Dataset rows:
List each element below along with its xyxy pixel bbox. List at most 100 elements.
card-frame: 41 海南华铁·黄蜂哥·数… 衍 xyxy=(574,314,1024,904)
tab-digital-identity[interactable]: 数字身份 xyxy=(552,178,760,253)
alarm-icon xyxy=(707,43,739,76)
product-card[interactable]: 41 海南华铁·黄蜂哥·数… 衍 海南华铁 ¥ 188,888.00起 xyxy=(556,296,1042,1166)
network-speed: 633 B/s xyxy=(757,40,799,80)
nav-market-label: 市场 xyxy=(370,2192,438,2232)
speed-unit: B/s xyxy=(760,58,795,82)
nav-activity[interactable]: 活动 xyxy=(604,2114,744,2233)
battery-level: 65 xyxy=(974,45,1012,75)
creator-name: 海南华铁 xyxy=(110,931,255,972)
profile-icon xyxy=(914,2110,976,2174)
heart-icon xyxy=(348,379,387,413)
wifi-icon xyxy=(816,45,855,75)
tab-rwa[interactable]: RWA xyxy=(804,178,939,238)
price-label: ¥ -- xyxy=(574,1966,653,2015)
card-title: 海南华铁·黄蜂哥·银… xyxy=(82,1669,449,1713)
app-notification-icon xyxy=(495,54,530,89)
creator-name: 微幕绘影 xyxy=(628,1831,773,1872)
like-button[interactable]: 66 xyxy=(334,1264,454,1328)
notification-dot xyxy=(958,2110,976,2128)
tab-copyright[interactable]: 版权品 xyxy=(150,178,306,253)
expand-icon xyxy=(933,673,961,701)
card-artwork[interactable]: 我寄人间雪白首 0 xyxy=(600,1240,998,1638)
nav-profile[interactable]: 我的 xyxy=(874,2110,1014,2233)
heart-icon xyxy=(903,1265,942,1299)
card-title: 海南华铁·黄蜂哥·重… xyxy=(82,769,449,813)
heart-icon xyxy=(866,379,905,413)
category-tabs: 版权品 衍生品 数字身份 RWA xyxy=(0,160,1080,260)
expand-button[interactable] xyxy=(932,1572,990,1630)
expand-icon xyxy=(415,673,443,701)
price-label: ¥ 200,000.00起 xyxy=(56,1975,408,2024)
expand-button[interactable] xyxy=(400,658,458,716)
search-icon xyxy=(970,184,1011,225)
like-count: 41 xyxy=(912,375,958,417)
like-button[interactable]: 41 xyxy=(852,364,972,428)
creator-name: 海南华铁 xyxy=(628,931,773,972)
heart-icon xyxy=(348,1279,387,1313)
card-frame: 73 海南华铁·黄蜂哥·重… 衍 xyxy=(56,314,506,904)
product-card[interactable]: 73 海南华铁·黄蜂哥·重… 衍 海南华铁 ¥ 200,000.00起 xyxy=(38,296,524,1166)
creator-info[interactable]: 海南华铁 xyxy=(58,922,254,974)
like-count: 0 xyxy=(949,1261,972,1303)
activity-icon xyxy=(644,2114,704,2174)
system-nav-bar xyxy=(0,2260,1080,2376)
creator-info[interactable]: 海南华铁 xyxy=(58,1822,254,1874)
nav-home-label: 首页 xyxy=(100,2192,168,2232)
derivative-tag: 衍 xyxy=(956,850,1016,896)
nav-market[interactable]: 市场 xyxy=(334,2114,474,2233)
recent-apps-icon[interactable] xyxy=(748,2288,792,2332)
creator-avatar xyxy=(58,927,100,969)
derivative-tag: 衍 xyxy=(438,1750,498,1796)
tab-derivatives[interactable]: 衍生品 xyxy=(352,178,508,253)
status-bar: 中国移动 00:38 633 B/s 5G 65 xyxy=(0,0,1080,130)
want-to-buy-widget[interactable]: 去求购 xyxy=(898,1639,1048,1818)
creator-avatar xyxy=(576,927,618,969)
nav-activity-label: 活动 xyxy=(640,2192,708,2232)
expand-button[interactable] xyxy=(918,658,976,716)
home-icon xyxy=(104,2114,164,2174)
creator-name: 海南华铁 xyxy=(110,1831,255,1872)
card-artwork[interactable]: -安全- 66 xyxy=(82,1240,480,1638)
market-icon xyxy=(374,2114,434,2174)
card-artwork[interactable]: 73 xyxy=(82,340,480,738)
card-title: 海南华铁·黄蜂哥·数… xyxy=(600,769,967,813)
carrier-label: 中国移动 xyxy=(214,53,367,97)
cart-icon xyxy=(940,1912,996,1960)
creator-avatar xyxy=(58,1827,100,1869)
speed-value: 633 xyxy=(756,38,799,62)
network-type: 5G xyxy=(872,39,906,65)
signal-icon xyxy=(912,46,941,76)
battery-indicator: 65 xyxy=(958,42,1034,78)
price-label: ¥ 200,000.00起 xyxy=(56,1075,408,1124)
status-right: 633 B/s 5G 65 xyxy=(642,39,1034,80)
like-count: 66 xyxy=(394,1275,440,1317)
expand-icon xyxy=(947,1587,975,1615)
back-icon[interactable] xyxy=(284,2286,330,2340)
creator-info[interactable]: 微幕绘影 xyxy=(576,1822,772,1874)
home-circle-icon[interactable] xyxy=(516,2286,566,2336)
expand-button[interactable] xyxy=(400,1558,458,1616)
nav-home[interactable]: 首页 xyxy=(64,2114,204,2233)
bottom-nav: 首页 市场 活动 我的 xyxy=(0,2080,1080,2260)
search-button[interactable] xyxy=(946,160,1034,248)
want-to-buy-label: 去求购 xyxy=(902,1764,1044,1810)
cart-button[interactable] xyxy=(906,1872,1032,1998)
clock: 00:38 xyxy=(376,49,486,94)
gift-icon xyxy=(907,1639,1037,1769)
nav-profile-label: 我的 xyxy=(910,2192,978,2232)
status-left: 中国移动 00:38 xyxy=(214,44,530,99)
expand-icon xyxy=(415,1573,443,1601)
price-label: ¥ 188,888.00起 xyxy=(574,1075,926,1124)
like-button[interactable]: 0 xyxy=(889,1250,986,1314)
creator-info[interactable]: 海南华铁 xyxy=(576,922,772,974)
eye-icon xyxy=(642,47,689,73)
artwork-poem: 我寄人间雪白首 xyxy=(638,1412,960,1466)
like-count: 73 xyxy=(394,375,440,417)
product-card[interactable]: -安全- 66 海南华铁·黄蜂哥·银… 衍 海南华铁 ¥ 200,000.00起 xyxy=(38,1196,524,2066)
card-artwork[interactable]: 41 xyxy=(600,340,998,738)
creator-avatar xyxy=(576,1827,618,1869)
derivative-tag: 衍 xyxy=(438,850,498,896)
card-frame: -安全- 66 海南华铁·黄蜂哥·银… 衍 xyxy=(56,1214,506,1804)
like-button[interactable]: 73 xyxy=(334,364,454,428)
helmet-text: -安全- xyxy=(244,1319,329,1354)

- Stated task -
Format each of the records above as a JSON list of strings, with one string per line and blank lines omitted.

- Solution for this exercise -
[
  "List each element below along with its xyxy pixel bbox. List at most 100 elements.",
  "card-frame: 41 海南华铁·黄蜂哥·数… 衍 xyxy=(574,314,1024,904)",
  "tab-digital-identity[interactable]: 数字身份 xyxy=(552,178,760,253)",
  "alarm-icon xyxy=(707,43,739,76)",
  "product-card[interactable]: 41 海南华铁·黄蜂哥·数… 衍 海南华铁 ¥ 188,888.00起 xyxy=(556,296,1042,1166)",
  "network-speed: 633 B/s xyxy=(757,40,799,80)",
  "nav-market-label: 市场 xyxy=(370,2192,438,2232)",
  "speed-unit: B/s xyxy=(760,58,795,82)",
  "nav-activity[interactable]: 活动 xyxy=(604,2114,744,2233)",
  "battery-level: 65 xyxy=(974,45,1012,75)",
  "creator-name: 海南华铁 xyxy=(110,931,255,972)",
  "profile-icon xyxy=(914,2110,976,2174)",
  "heart-icon xyxy=(348,379,387,413)",
  "wifi-icon xyxy=(816,45,855,75)",
  "tab-rwa[interactable]: RWA xyxy=(804,178,939,238)",
  "price-label: ¥ -- xyxy=(574,1966,653,2015)",
  "card-title: 海南华铁·黄蜂哥·银… xyxy=(82,1669,449,1713)",
  "app-notification-icon xyxy=(495,54,530,89)",
  "creator-name: 微幕绘影 xyxy=(628,1831,773,1872)",
  "like-button[interactable]: 66 xyxy=(334,1264,454,1328)",
  "notification-dot xyxy=(958,2110,976,2128)",
  "tab-copyright[interactable]: 版权品 xyxy=(150,178,306,253)",
  "expand-icon xyxy=(933,673,961,701)",
  "card-artwork[interactable]: 我寄人间雪白首 0 xyxy=(600,1240,998,1638)",
  "nav-profile[interactable]: 我的 xyxy=(874,2110,1014,2233)",
  "heart-icon xyxy=(903,1265,942,1299)",
  "card-title: 海南华铁·黄蜂哥·重… xyxy=(82,769,449,813)",
  "heart-icon xyxy=(866,379,905,413)",
  "category-tabs: 版权品 衍生品 数字身份 RWA xyxy=(0,160,1080,260)",
  "expand-button[interactable] xyxy=(932,1572,990,1630)",
  "expand-icon xyxy=(415,673,443,701)",
  "price-label: ¥ 200,000.00起 xyxy=(56,1975,408,2024)",
  "expand-button[interactable] xyxy=(400,658,458,716)",
  "search-icon xyxy=(970,184,1011,225)",
  "like-count: 41 xyxy=(912,375,958,417)",
  "like-button[interactable]: 41 xyxy=(852,364,972,428)",
  "creator-name: 海南华铁 xyxy=(628,931,773,972)",
  "heart-icon xyxy=(348,1279,387,1313)",
  "card-frame: 73 海南华铁·黄蜂哥·重… 衍 xyxy=(56,314,506,904)",
  "product-card[interactable]: 73 海南华铁·黄蜂哥·重… 衍 海南华铁 ¥ 200,000.00起 xyxy=(38,296,524,1166)",
  "creator-info[interactable]: 海南华铁 xyxy=(58,922,254,974)",
  "like-count: 0 xyxy=(949,1261,972,1303)",
  "activity-icon xyxy=(644,2114,704,2174)",
  "system-nav-bar xyxy=(0,2260,1080,2376)",
  "creator-info[interactable]: 海南华铁 xyxy=(58,1822,254,1874)",
  "nav-home-label: 首页 xyxy=(100,2192,168,2232)",
  "derivative-tag: 衍 xyxy=(956,850,1016,896)",
  "nav-market[interactable]: 市场 xyxy=(334,2114,474,2233)",
  "recent-apps-icon[interactable] xyxy=(748,2288,792,2332)",
  "creator-avatar xyxy=(58,927,100,969)",
  "derivative-tag: 衍 xyxy=(438,1750,498,1796)",
  "tab-derivatives[interactable]: 衍生品 xyxy=(352,178,508,253)",
  "status-bar: 中国移动 00:38 633 B/s 5G 65 xyxy=(0,0,1080,130)",
  "want-to-buy-widget[interactable]: 去求购 xyxy=(898,1639,1048,1818)",
  "creator-avatar xyxy=(576,927,618,969)",
  "nav-activity-label: 活动 xyxy=(640,2192,708,2232)",
  "expand-button[interactable] xyxy=(918,658,976,716)",
  "home-icon xyxy=(104,2114,164,2174)",
  "creator-name: 海南华铁 xyxy=(110,1831,255,1872)",
  "card-artwork[interactable]: -安全- 66 xyxy=(82,1240,480,1638)",
  "market-icon xyxy=(374,2114,434,2174)",
  "card-artwork[interactable]: 73 xyxy=(82,340,480,738)",
  "card-title: 海南华铁·黄蜂哥·数… xyxy=(600,769,967,813)",
  "carrier-label: 中国移动 xyxy=(214,53,367,97)",
  "cart-icon xyxy=(940,1912,996,1960)",
  "creator-avatar xyxy=(58,1827,100,1869)",
  "speed-value: 633 xyxy=(756,38,799,62)",
  "network-type: 5G xyxy=(872,39,906,65)",
  "signal-icon xyxy=(912,46,941,76)",
  "battery-indicator: 65 xyxy=(958,42,1034,78)",
  "price-label: ¥ 200,000.00起 xyxy=(56,1075,408,1124)",
  "status-right: 633 B/s 5G 65 xyxy=(642,39,1034,80)",
  "like-count: 66 xyxy=(394,1275,440,1317)",
  "expand-icon xyxy=(947,1587,975,1615)",
  "back-icon[interactable] xyxy=(284,2286,330,2340)",
  "creator-info[interactable]: 微幕绘影 xyxy=(576,1822,772,1874)",
  "home-circle-icon[interactable] xyxy=(516,2286,566,2336)",
  "expand-button[interactable] xyxy=(400,1558,458,1616)",
  "nav-home[interactable]: 首页 xyxy=(64,2114,204,2233)",
  "bottom-nav: 首页 市场 活动 我的 xyxy=(0,2080,1080,2260)",
  "search-button[interactable] xyxy=(946,160,1034,248)",
  "want-to-buy-label: 去求购 xyxy=(902,1764,1044,1810)",
  "cart-button[interactable] xyxy=(906,1872,1032,1998)",
  "clock: 00:38 xyxy=(376,49,486,94)",
  "gift-icon xyxy=(907,1639,1037,1769)",
  "nav-profile-label: 我的 xyxy=(910,2192,978,2232)",
  "status-left: 中国移动 00:38 xyxy=(214,44,530,99)",
  "expand-icon xyxy=(415,1573,443,1601)",
  "price-label: ¥ 188,888.00起 xyxy=(574,1075,926,1124)",
  "like-button[interactable]: 0 xyxy=(889,1250,986,1314)",
  "creator-info[interactable]: 海南华铁 xyxy=(576,922,772,974)",
  "eye-icon xyxy=(642,47,689,73)",
  "artwork-poem: 我寄人间雪白首 xyxy=(638,1412,960,1466)",
  "like-count: 73 xyxy=(394,375,440,417)",
  "product-card[interactable]: -安全- 66 海南华铁·黄蜂哥·银… 衍 海南华铁 ¥ 200,000.00起 xyxy=(38,1196,524,2066)",
  "card-artwork[interactable]: 41 xyxy=(600,340,998,738)",
  "creator-avatar xyxy=(576,1827,618,1869)",
  "derivative-tag: 衍 xyxy=(438,850,498,896)",
  "card-frame: -安全- 66 海南华铁·黄蜂哥·银… 衍 xyxy=(56,1214,506,1804)",
  "like-button[interactable]: 73 xyxy=(334,364,454,428)",
  "helmet-text: -安全- xyxy=(244,1319,329,1354)"
]